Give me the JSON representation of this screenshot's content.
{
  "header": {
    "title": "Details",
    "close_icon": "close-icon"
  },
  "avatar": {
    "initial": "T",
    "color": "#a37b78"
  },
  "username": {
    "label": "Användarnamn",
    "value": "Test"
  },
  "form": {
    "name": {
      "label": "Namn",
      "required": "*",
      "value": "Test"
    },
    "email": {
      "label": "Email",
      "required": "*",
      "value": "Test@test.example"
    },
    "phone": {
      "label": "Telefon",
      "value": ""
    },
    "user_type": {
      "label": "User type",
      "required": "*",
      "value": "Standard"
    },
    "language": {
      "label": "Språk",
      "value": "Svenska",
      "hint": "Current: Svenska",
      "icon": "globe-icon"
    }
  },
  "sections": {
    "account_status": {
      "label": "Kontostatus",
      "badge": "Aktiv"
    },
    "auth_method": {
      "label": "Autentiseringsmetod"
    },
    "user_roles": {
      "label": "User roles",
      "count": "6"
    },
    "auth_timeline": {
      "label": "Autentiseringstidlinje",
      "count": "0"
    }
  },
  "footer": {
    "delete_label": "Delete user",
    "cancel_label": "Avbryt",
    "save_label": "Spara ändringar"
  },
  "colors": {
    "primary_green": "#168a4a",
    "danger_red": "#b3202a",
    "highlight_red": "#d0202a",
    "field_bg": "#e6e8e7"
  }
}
-- -- --
THE REQUEST:
All of the entries above need to be reproduced exactly.

REPLY:
Give me the JSON representation of this screenshot's content.
{
  "header": {
    "title": "Details",
    "close_icon": "close-icon"
  },
  "avatar": {
    "initial": "T",
    "color": "#a37b78"
  },
  "username": {
    "label": "Användarnamn",
    "value": "Test"
  },
  "form": {
    "name": {
      "label": "Namn",
      "required": "*",
      "value": "Test"
    },
    "email": {
      "label": "Email",
      "required": "*",
      "value": "Test@test.example"
    },
    "phone": {
      "label": "Telefon",
      "value": ""
    },
    "user_type": {
      "label": "User type",
      "required": "*",
      "value": "Standard"
    },
    "language": {
      "label": "Språk",
      "value": "Svenska",
      "hint": "Current: Svenska",
      "icon": "globe-icon"
    }
  },
  "sections": {
    "account_status": {
      "label": "Kontostatus",
      "badge": "Aktiv"
    },
    "auth_method": {
      "label": "Autentiseringsmetod"
    },
    "user_roles": {
      "label": "User roles",
      "count": "6"
    },
    "auth_timeline": {
      "label": "Autentiseringstidlinje",
      "count": "0"
    }
  },
  "footer": {
    "delete_label": "Delete user",
    "cancel_label": "Avbryt",
    "save_label": "Spara ändringar"
  },
  "colors": {
    "primary_green": "#168a4a",
    "danger_red": "#b3202a",
    "highlight_red": "#d0202a",
    "field_bg": "#e6e8e7"
  }
}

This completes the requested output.